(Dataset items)
-- begin --
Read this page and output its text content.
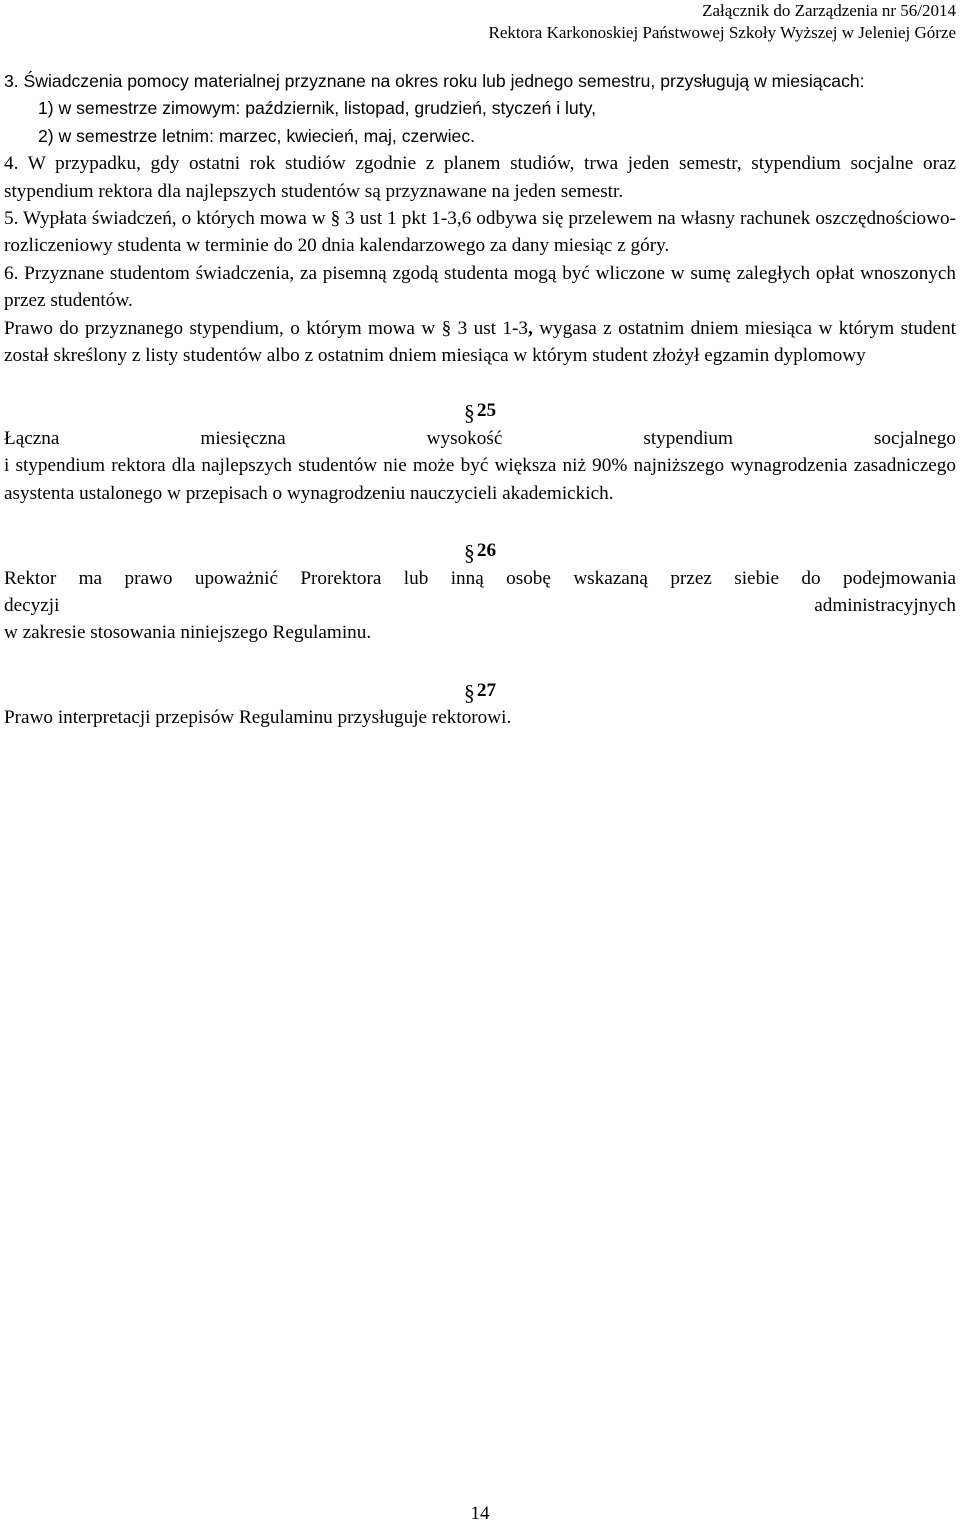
Załącznik do Zarządzenia nr 56/2014
Rektora Karkonoskiej Państwowej Szkoły Wyższej w Jeleniej Górze

3. Świadczenia pomocy materialnej przyznane na okres roku lub jednego semestru, przysługują w miesiącach:

1) w semestrze zimowym: październik, listopad, grudzień, styczeń i luty,

2) w semestrze letnim: marzec, kwiecień, maj, czerwiec.

4. W przypadku, gdy ostatni rok studiów zgodnie z planem studiów, trwa jeden semestr, stypendium socjalne oraz stypendium rektora dla najlepszych studentów są przyznawane na jeden semestr.

5. Wypłata świadczeń, o których mowa w § 3 ust 1 pkt 1-3,6 odbywa się przelewem na własny rachunek oszczędnościowo-rozliczeniowy studenta w terminie do 20 dnia kalendarzowego za dany miesiąc z góry.

6. Przyznane studentom świadczenia, za pisemną zgodą studenta mogą być wliczone w sumę zaległych opłat wnoszonych przez studentów.

Prawo do przyznanego stypendium, o którym mowa w § 3 ust 1-3, wygasa z ostatnim dniem miesiąca w którym student został skreślony z listy studentów albo z ostatnim dniem miesiąca w którym student złożył egzamin dyplomowy

§ 25

Łączna miesięczna wysokość stypendium socjalnego

i stypendium rektora dla najlepszych studentów nie może być większa niż 90% najniższego wynagrodzenia zasadniczego asystenta ustalonego w przepisach o wynagrodzeniu nauczycieli akademickich.

§ 26

Rektor ma prawo upoważnić Prorektora lub inną osobę wskazaną przez siebie do podejmowania

decyzji administracyjnych

w zakresie stosowania niniejszego Regulaminu.

§ 27

Prawo interpretacji przepisów Regulaminu przysługuje rektorowi.

14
-- end --
Requirements:
Quote all the lines above exactly as given. Do not include the pictures.

Solution for this task:
Read this page and output its text content.
Załącznik do Zarządzenia nr 56/2014
Rektora Karkonoskiej Państwowej Szkoły Wyższej w Jeleniej Górze

3. Świadczenia pomocy materialnej przyznane na okres roku lub jednego semestru, przysługują w miesiącach:

1) w semestrze zimowym: październik, listopad, grudzień, styczeń i luty,

2) w semestrze letnim: marzec, kwiecień, maj, czerwiec.

4. W przypadku, gdy ostatni rok studiów zgodnie z planem studiów, trwa jeden semestr, stypendium socjalne oraz stypendium rektora dla najlepszych studentów są przyznawane na jeden semestr.

5. Wypłata świadczeń, o których mowa w § 3 ust 1 pkt 1-3,6 odbywa się przelewem na własny rachunek oszczędnościowo-rozliczeniowy studenta w terminie do 20 dnia kalendarzowego za dany miesiąc z góry.

6. Przyznane studentom świadczenia, za pisemną zgodą studenta mogą być wliczone w sumę zaległych opłat wnoszonych przez studentów.

Prawo do przyznanego stypendium, o którym mowa w § 3 ust 1-3, wygasa z ostatnim dniem miesiąca w którym student został skreślony z listy studentów albo z ostatnim dniem miesiąca w którym student złożył egzamin dyplomowy

§ 25

Łączna miesięczna wysokość stypendium socjalnego

i stypendium rektora dla najlepszych studentów nie może być większa niż 90% najniższego wynagrodzenia zasadniczego asystenta ustalonego w przepisach o wynagrodzeniu nauczycieli akademickich.

§ 26

Rektor ma prawo upoważnić Prorektora lub inną osobę wskazaną przez siebie do podejmowania

decyzji administracyjnych

w zakresie stosowania niniejszego Regulaminu.

§ 27

Prawo interpretacji przepisów Regulaminu przysługuje rektorowi.

14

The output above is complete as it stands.